Write out every record in full, exactly as written, please.
────
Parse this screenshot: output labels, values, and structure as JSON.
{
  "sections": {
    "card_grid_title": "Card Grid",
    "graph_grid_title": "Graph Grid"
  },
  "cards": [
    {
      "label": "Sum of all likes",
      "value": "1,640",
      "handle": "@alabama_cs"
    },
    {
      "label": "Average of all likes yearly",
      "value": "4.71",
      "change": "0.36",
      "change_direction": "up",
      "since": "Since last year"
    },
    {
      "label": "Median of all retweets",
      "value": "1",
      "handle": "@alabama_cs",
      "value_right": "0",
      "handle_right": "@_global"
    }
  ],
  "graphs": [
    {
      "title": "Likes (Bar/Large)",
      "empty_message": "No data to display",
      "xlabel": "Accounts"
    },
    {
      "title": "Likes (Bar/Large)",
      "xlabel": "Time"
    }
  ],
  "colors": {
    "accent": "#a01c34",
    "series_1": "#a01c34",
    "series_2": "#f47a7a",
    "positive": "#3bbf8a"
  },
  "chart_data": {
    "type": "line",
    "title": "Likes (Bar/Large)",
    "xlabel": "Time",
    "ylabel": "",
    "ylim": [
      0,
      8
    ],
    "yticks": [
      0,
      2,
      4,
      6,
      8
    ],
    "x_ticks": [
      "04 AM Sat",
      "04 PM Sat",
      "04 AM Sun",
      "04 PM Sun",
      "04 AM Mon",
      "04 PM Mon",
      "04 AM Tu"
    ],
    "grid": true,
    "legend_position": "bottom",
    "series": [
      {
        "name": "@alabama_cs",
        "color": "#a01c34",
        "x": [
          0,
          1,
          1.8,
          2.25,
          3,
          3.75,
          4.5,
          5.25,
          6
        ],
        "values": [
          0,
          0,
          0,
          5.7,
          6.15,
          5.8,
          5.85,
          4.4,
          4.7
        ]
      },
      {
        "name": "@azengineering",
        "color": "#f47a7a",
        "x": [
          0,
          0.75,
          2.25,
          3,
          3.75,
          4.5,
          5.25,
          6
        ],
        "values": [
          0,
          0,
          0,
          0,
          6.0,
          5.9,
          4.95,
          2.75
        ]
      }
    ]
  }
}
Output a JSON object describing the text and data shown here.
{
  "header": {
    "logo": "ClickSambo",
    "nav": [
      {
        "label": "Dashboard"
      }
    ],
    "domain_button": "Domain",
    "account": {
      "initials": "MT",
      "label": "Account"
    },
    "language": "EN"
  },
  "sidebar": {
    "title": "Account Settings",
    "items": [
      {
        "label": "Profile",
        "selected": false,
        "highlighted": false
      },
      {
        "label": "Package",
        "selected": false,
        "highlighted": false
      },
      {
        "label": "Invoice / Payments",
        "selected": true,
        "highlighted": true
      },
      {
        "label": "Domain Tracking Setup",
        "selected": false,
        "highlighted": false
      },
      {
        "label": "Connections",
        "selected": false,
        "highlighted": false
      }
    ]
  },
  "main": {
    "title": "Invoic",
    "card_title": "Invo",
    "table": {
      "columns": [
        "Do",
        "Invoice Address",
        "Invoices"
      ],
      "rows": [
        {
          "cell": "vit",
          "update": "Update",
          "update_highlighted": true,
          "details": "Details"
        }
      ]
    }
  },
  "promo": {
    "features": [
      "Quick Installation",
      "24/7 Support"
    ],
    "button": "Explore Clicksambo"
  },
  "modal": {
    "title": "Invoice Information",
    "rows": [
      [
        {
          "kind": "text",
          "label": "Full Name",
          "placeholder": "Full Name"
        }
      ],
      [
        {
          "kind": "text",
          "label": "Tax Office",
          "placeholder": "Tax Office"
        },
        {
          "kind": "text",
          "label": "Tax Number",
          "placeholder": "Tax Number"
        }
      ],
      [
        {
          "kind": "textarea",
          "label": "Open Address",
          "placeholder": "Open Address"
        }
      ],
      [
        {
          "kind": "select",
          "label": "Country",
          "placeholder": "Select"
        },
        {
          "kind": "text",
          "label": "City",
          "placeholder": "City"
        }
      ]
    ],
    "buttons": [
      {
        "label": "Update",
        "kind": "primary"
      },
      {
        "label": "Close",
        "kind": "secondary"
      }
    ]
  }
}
────
→ Solution below:
Parse this screenshot: output labels, values, and structure as JSON.
{
  "sections": {
    "card_grid_title": "Card Grid",
    "graph_grid_title": "Graph Grid"
  },
  "cards": [
    {
      "label": "Sum of all likes",
      "value": "1,640",
      "handle": "@alabama_cs"
    },
    {
      "label": "Average of all likes yearly",
      "value": "4.71",
      "change": "0.36",
      "change_direction": "up",
      "since": "Since last year"
    },
    {
      "label": "Median of all retweets",
      "value": "1",
      "handle": "@alabama_cs",
      "value_right": "0",
      "handle_right": "@_global"
    }
  ],
  "graphs": [
    {
      "title": "Likes (Bar/Large)",
      "empty_message": "No data to display",
      "xlabel": "Accounts"
    },
    {
      "title": "Likes (Bar/Large)",
      "xlabel": "Time"
    }
  ],
  "colors": {
    "accent": "#a01c34",
    "series_1": "#a01c34",
    "series_2": "#f47a7a",
    "positive": "#3bbf8a"
  },
  "chart_data": {
    "type": "line",
    "title": "Likes (Bar/Large)",
    "xlabel": "Time",
    "ylabel": "",
    "ylim": [
      0,
      8
    ],
    "yticks": [
      0,
      2,
      4,
      6,
      8
    ],
    "x_ticks": [
      "04 AM Sat",
      "04 PM Sat",
      "04 AM Sun",
      "04 PM Sun",
      "04 AM Mon",
      "04 PM Mon",
      "04 AM Tu"
    ],
    "grid": true,
    "legend_position": "bottom",
    "series": [
      {
        "name": "@alabama_cs",
        "color": "#a01c34",
        "x": [
          0,
          1,
          1.8,
          2.25,
          3,
          3.75,
          4.5,
          5.25,
          6
        ],
        "values": [
          0,
          0,
          0,
          5.7,
          6.15,
          5.8,
          5.85,
          4.4,
          4.7
        ]
      },
      {
        "name": "@azengineering",
        "color": "#f47a7a",
        "x": [
          0,
          0.75,
          2.25,
          3,
          3.75,
          4.5,
          5.25,
          6
        ],
        "values": [
          0,
          0,
          0,
          0,
          6.0,
          5.9,
          4.95,
          2.75
        ]
      }
    ]
  }
}
Output a JSON object describing the text and data shown here.
{
  "header": {
    "logo": "ClickSambo",
    "nav": [
      {
        "label": "Dashboard"
      }
    ],
    "domain_button": "Domain",
    "account": {
      "initials": "MT",
      "label": "Account"
    },
    "language": "EN"
  },
  "sidebar": {
    "title": "Account Settings",
    "items": [
      {
        "label": "Profile",
        "selected": false,
        "highlighted": false
      },
      {
        "label": "Package",
        "selected": false,
        "highlighted": false
      },
      {
        "label": "Invoice / Payments",
        "selected": true,
        "highlighted": true
      },
      {
        "label": "Domain Tracking Setup",
        "selected": false,
        "highlighted": false
      },
      {
        "label": "Connections",
        "selected": false,
        "highlighted": false
      }
    ]
  },
  "main": {
    "title": "Invoic",
    "card_title": "Invo",
    "table": {
      "columns": [
        "Do",
        "Invoice Address",
        "Invoices"
      ],
      "rows": [
        {
          "cell": "vit",
          "update": "Update",
          "update_highlighted": true,
          "details": "Details"
        }
      ]
    }
  },
  "promo": {
    "features": [
      "Quick Installation",
      "24/7 Support"
    ],
    "button": "Explore Clicksambo"
  },
  "modal": {
    "title": "Invoice Information",
    "rows": [
      [
        {
          "kind": "text",
          "label": "Full Name",
          "placeholder": "Full Name"
        }
      ],
      [
        {
          "kind": "text",
          "label": "Tax Office",
          "placeholder": "Tax Office"
        },
        {
          "kind": "text",
          "label": "Tax Number",
          "placeholder": "Tax Number"
        }
      ],
      [
        {
          "kind": "textarea",
          "label": "Open Address",
          "placeholder": "Open Address"
        }
      ],
      [
        {
          "kind": "select",
          "label": "Country",
          "placeholder": "Select"
        },
        {
          "kind": "text",
          "label": "City",
          "placeholder": "City"
        }
      ]
    ],
    "buttons": [
      {
        "label": "Update",
        "kind": "primary"
      },
      {
        "label": "Close",
        "kind": "secondary"
      }
    ]
  }
}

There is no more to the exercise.